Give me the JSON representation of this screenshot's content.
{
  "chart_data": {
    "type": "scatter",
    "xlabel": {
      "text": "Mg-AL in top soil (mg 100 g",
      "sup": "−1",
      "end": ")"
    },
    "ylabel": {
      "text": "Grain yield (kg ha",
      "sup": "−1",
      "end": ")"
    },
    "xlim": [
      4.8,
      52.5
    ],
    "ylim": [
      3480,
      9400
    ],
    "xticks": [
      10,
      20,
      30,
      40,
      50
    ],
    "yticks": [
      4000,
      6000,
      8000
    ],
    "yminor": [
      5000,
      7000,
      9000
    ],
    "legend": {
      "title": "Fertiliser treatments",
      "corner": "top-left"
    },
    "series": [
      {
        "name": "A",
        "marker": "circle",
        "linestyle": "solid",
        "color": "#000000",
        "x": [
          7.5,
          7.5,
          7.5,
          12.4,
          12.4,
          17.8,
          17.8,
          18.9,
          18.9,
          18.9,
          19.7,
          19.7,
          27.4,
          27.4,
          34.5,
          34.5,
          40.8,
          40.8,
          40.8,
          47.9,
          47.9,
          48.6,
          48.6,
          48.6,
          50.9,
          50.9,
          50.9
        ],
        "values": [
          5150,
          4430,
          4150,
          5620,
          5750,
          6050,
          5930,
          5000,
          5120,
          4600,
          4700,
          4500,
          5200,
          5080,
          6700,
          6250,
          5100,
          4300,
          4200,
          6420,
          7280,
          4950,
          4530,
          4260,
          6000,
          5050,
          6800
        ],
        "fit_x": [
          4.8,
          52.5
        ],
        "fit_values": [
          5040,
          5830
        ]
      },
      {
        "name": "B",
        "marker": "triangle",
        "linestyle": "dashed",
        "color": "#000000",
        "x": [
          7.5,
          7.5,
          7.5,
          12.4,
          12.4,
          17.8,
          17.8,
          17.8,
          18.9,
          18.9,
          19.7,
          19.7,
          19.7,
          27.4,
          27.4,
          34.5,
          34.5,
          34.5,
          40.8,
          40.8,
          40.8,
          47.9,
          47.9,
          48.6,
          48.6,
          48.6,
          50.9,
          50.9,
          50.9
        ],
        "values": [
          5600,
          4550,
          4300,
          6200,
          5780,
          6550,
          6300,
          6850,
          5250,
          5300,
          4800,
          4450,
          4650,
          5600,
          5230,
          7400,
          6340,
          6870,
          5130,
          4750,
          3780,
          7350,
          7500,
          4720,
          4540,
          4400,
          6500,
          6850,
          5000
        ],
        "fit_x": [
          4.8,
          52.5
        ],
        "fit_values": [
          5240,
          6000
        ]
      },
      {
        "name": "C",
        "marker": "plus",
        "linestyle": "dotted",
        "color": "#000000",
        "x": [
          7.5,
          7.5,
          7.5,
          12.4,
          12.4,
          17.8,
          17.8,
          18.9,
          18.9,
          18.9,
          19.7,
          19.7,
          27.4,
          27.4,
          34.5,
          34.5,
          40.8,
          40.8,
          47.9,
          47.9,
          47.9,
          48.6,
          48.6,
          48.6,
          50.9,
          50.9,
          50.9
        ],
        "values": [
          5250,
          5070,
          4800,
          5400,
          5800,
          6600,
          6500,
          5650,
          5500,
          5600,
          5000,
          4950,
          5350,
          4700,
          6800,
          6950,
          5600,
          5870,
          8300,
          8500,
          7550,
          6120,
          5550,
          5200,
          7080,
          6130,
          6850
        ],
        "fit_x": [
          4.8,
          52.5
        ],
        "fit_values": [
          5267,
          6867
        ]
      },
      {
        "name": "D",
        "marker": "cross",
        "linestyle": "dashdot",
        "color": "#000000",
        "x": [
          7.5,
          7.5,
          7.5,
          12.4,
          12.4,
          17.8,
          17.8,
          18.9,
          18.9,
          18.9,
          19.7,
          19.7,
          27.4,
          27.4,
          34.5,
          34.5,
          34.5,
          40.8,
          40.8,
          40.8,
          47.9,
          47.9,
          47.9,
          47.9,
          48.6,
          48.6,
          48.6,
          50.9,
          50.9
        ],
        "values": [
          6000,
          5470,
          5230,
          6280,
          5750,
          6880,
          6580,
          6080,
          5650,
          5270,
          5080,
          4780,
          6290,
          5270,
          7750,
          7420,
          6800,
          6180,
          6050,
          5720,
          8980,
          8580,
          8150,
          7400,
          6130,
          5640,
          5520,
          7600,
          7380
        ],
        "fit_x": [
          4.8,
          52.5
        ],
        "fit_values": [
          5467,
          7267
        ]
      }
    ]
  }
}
_ _ _ _ _ _ _
PROBLEM » Check every line of the entries above for the word "text" and report how many lines contain it, giving the number only.

THE RESULT » 2